[START]

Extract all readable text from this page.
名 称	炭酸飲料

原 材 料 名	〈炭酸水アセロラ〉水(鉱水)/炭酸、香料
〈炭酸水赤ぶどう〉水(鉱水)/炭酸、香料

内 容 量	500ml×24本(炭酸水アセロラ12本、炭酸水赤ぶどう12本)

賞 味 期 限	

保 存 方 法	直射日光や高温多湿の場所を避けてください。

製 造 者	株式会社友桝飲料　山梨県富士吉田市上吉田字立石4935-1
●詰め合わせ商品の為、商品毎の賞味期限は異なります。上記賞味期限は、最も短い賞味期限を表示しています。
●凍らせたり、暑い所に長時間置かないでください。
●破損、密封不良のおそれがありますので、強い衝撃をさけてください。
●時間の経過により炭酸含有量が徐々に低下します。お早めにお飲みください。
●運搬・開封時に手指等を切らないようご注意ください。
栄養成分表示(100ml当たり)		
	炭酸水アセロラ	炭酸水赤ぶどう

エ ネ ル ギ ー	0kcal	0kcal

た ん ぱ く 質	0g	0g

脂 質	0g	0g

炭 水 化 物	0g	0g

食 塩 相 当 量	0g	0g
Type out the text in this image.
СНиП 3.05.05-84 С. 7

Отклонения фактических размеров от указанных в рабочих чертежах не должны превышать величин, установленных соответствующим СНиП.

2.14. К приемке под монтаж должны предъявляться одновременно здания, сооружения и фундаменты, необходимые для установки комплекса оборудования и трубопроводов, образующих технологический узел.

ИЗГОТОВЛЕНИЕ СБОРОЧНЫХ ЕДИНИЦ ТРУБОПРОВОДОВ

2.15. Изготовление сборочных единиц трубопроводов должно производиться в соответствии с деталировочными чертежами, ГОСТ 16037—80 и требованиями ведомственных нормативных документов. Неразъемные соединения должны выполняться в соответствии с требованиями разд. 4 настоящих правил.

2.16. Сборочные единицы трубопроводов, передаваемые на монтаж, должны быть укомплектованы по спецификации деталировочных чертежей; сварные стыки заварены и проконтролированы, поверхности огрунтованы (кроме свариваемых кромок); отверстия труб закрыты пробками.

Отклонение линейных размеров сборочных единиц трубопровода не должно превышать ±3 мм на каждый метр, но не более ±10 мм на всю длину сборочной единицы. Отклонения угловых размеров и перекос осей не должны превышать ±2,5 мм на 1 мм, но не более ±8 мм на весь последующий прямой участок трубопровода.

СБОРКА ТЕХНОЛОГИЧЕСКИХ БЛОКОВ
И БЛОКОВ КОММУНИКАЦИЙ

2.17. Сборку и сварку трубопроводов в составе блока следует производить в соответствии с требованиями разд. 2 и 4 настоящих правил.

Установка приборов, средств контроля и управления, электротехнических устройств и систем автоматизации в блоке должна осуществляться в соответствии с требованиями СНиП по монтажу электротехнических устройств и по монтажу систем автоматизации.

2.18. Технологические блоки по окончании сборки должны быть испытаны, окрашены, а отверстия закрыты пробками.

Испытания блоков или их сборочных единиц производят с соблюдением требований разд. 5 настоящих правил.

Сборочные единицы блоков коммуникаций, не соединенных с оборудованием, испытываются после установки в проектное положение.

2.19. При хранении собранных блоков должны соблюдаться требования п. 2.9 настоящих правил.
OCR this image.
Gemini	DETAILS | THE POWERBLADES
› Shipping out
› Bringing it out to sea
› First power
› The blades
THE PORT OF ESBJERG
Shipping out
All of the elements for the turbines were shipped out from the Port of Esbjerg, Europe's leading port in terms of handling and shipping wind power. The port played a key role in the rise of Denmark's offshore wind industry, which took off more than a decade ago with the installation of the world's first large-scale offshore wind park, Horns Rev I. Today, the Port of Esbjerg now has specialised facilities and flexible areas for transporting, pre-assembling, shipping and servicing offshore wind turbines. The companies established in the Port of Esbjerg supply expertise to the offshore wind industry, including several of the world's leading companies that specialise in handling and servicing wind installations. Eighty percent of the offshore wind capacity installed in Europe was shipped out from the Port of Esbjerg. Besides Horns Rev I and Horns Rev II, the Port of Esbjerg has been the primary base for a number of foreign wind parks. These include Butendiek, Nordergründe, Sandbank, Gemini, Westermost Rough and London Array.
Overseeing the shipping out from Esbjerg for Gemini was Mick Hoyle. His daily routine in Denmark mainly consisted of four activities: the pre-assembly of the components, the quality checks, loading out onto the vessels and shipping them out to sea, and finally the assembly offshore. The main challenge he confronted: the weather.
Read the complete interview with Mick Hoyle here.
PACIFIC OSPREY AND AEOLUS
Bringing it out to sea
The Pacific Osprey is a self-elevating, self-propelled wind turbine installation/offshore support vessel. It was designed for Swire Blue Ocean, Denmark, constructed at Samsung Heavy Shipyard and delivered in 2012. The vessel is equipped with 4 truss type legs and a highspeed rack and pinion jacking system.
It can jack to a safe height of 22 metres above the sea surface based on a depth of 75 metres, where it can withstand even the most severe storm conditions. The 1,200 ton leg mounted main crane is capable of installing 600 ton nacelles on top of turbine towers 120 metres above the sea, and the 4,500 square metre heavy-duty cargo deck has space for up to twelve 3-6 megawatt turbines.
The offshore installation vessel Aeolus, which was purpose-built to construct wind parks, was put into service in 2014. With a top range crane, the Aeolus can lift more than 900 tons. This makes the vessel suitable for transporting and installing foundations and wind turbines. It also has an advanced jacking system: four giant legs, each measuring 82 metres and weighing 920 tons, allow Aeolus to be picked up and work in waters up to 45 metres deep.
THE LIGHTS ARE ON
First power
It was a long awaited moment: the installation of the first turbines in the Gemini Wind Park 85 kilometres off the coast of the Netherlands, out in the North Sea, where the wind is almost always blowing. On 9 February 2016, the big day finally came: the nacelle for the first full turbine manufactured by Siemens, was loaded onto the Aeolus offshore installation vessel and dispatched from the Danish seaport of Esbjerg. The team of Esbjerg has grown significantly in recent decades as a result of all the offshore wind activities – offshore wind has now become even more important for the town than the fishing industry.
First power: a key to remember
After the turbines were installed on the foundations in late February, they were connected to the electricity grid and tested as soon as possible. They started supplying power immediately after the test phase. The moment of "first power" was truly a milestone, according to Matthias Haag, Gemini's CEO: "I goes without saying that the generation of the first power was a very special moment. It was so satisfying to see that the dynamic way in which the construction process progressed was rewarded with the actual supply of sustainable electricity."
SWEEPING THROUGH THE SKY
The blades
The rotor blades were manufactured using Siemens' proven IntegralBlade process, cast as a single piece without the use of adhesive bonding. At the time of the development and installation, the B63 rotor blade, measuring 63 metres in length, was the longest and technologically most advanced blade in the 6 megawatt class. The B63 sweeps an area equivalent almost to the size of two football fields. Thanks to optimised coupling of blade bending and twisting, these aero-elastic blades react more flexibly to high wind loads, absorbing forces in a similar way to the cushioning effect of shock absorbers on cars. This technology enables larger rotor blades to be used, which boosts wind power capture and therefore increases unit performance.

[END]

What to produce -
Transcribe every entry verbatim.

Written solution -
Extract all readable text from this page.
名 称	炭酸飲料

原 材 料 名	〈炭酸水アセロラ〉水(鉱水)/炭酸、香料
〈炭酸水赤ぶどう〉水(鉱水)/炭酸、香料

内 容 量	500ml×24本(炭酸水アセロラ12本、炭酸水赤ぶどう12本)

賞 味 期 限	

保 存 方 法	直射日光や高温多湿の場所を避けてください。

製 造 者	株式会社友桝飲料　山梨県富士吉田市上吉田字立石4935-1
●詰め合わせ商品の為、商品毎の賞味期限は異なります。上記賞味期限は、最も短い賞味期限を表示しています。
●凍らせたり、暑い所に長時間置かないでください。
●破損、密封不良のおそれがありますので、強い衝撃をさけてください。
●時間の経過により炭酸含有量が徐々に低下します。お早めにお飲みください。
●運搬・開封時に手指等を切らないようご注意ください。
栄養成分表示(100ml当たり)		
	炭酸水アセロラ	炭酸水赤ぶどう

エ ネ ル ギ ー	0kcal	0kcal

た ん ぱ く 質	0g	0g

脂 質	0g	0g

炭 水 化 物	0g	0g

食 塩 相 当 量	0g	0g
Type out the text in this image.
СНиП 3.05.05-84 С. 7

Отклонения фактических размеров от указанных в рабочих чертежах не должны превышать величин, установленных соответствующим СНиП.

2.14. К приемке под монтаж должны предъявляться одновременно здания, сооружения и фундаменты, необходимые для установки комплекса оборудования и трубопроводов, образующих технологический узел.

ИЗГОТОВЛЕНИЕ СБОРОЧНЫХ ЕДИНИЦ ТРУБОПРОВОДОВ

2.15. Изготовление сборочных единиц трубопроводов должно производиться в соответствии с деталировочными чертежами, ГОСТ 16037—80 и требованиями ведомственных нормативных документов. Неразъемные соединения должны выполняться в соответствии с требованиями разд. 4 настоящих правил.

2.16. Сборочные единицы трубопроводов, передаваемые на монтаж, должны быть укомплектованы по спецификации деталировочных чертежей; сварные стыки заварены и проконтролированы, поверхности огрунтованы (кроме свариваемых кромок); отверстия труб закрыты пробками.

Отклонение линейных размеров сборочных единиц трубопровода не должно превышать ±3 мм на каждый метр, но не более ±10 мм на всю длину сборочной единицы. Отклонения угловых размеров и перекос осей не должны превышать ±2,5 мм на 1 мм, но не более ±8 мм на весь последующий прямой участок трубопровода.

СБОРКА ТЕХНОЛОГИЧЕСКИХ БЛОКОВ
И БЛОКОВ КОММУНИКАЦИЙ

2.17. Сборку и сварку трубопроводов в составе блока следует производить в соответствии с требованиями разд. 2 и 4 настоящих правил.

Установка приборов, средств контроля и управления, электротехнических устройств и систем автоматизации в блоке должна осуществляться в соответствии с требованиями СНиП по монтажу электротехнических устройств и по монтажу систем автоматизации.

2.18. Технологические блоки по окончании сборки должны быть испытаны, окрашены, а отверстия закрыты пробками.

Испытания блоков или их сборочных единиц производят с соблюдением требований разд. 5 настоящих правил.

Сборочные единицы блоков коммуникаций, не соединенных с оборудованием, испытываются после установки в проектное положение.

2.19. При хранении собранных блоков должны соблюдаться требования п. 2.9 настоящих правил.
OCR this image.
Gemini	DETAILS | THE POWERBLADES
› Shipping out
› Bringing it out to sea
› First power
› The blades
THE PORT OF ESBJERG
Shipping out
All of the elements for the turbines were shipped out from the Port of Esbjerg, Europe's leading port in terms of handling and shipping wind power. The port played a key role in the rise of Denmark's offshore wind industry, which took off more than a decade ago with the installation of the world's first large-scale offshore wind park, Horns Rev I. Today, the Port of Esbjerg now has specialised facilities and flexible areas for transporting, pre-assembling, shipping and servicing offshore wind turbines. The companies established in the Port of Esbjerg supply expertise to the offshore wind industry, including several of the world's leading companies that specialise in handling and servicing wind installations. Eighty percent of the offshore wind capacity installed in Europe was shipped out from the Port of Esbjerg. Besides Horns Rev I and Horns Rev II, the Port of Esbjerg has been the primary base for a number of foreign wind parks. These include Butendiek, Nordergründe, Sandbank, Gemini, Westermost Rough and London Array.
Overseeing the shipping out from Esbjerg for Gemini was Mick Hoyle. His daily routine in Denmark mainly consisted of four activities: the pre-assembly of the components, the quality checks, loading out onto the vessels and shipping them out to sea, and finally the assembly offshore. The main challenge he confronted: the weather.
Read the complete interview with Mick Hoyle here.
PACIFIC OSPREY AND AEOLUS
Bringing it out to sea
The Pacific Osprey is a self-elevating, self-propelled wind turbine installation/offshore support vessel. It was designed for Swire Blue Ocean, Denmark, constructed at Samsung Heavy Shipyard and delivered in 2012. The vessel is equipped with 4 truss type legs and a highspeed rack and pinion jacking system.
It can jack to a safe height of 22 metres above the sea surface based on a depth of 75 metres, where it can withstand even the most severe storm conditions. The 1,200 ton leg mounted main crane is capable of installing 600 ton nacelles on top of turbine towers 120 metres above the sea, and the 4,500 square metre heavy-duty cargo deck has space for up to twelve 3-6 megawatt turbines.
The offshore installation vessel Aeolus, which was purpose-built to construct wind parks, was put into service in 2014. With a top range crane, the Aeolus can lift more than 900 tons. This makes the vessel suitable for transporting and installing foundations and wind turbines. It also has an advanced jacking system: four giant legs, each measuring 82 metres and weighing 920 tons, allow Aeolus to be picked up and work in waters up to 45 metres deep.
THE LIGHTS ARE ON
First power
It was a long awaited moment: the installation of the first turbines in the Gemini Wind Park 85 kilometres off the coast of the Netherlands, out in the North Sea, where the wind is almost always blowing. On 9 February 2016, the big day finally came: the nacelle for the first full turbine manufactured by Siemens, was loaded onto the Aeolus offshore installation vessel and dispatched from the Danish seaport of Esbjerg. The team of Esbjerg has grown significantly in recent decades as a result of all the offshore wind activities – offshore wind has now become even more important for the town than the fishing industry.
First power: a key to remember
After the turbines were installed on the foundations in late February, they were connected to the electricity grid and tested as soon as possible. They started supplying power immediately after the test phase. The moment of "first power" was truly a milestone, according to Matthias Haag, Gemini's CEO: "I goes without saying that the generation of the first power was a very special moment. It was so satisfying to see that the dynamic way in which the construction process progressed was rewarded with the actual supply of sustainable electricity."
SWEEPING THROUGH THE SKY
The blades
The rotor blades were manufactured using Siemens' proven IntegralBlade process, cast as a single piece without the use of adhesive bonding. At the time of the development and installation, the B63 rotor blade, measuring 63 metres in length, was the longest and technologically most advanced blade in the 6 megawatt class. The B63 sweeps an area equivalent almost to the size of two football fields. Thanks to optimised coupling of blade bending and twisting, these aero-elastic blades react more flexibly to high wind loads, absorbing forces in a similar way to the cushioning effect of shock absorbers on cars. This technology enables larger rotor blades to be used, which boosts wind power capture and therefore increases unit performance.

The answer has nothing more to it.